__What to do__.
Repeat the records below exactly, leaving out any pictures.

:::::

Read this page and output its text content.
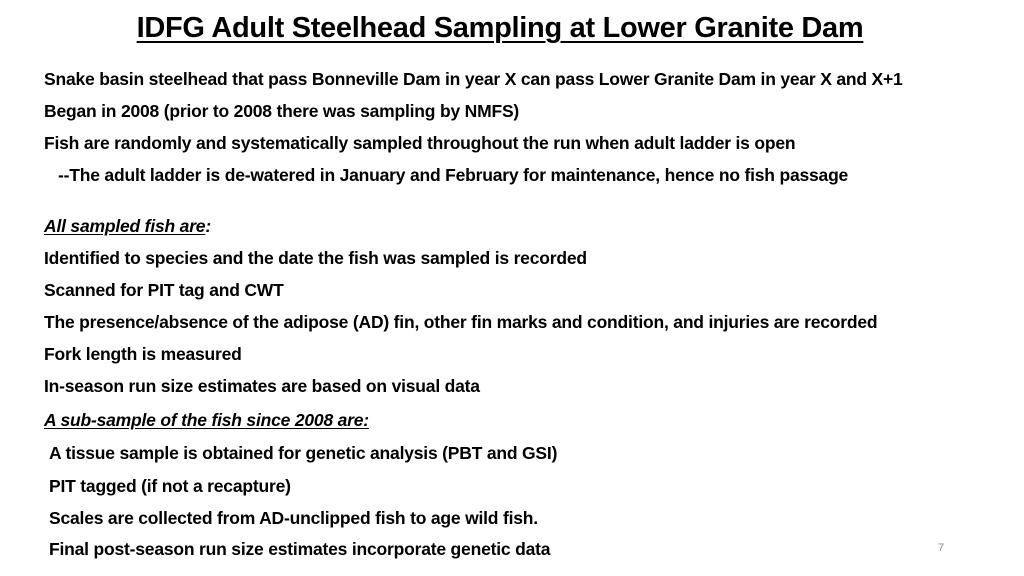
IDFG Adult Steelhead Sampling at Lower Granite Dam
Snake basin steelhead that pass Bonneville Dam in year X can pass Lower Granite Dam in year X and X+1
Began in 2008 (prior to 2008 there was sampling by NMFS)
Fish are randomly and systematically sampled throughout the run when adult ladder is open
--The adult ladder is de-watered in January and February for maintenance, hence no fish passage
All sampled fish are:
Identified to species and the date the fish was sampled is recorded
Scanned for PIT tag and CWT
The presence/absence of the adipose (AD) fin, other fin marks and condition, and injuries are recorded
Fork length is measured
In-season run size estimates are based on visual data
A sub-sample of the fish since 2008 are:
A tissue sample is obtained for genetic analysis (PBT and GSI)
PIT tagged (if not a recapture)
Scales are collected from AD-unclipped fish to age wild fish.
Final post-season run size estimates incorporate genetic data	7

:::::

__Exercise answer__.
Read this page and output its text content.
IDFG Adult Steelhead Sampling at Lower Granite Dam
Snake basin steelhead that pass Bonneville Dam in year X can pass Lower Granite Dam in year X and X+1
Began in 2008 (prior to 2008 there was sampling by NMFS)
Fish are randomly and systematically sampled throughout the run when adult ladder is open
--The adult ladder is de-watered in January and February for maintenance, hence no fish passage
All sampled fish are:
Identified to species and the date the fish was sampled is recorded
Scanned for PIT tag and CWT
The presence/absence of the adipose (AD) fin, other fin marks and condition, and injuries are recorded
Fork length is measured
In-season run size estimates are based on visual data
A sub-sample of the fish since 2008 are:
A tissue sample is obtained for genetic analysis (PBT and GSI)
PIT tagged (if not a recapture)
Scales are collected from AD-unclipped fish to age wild fish.
Final post-season run size estimates incorporate genetic data	7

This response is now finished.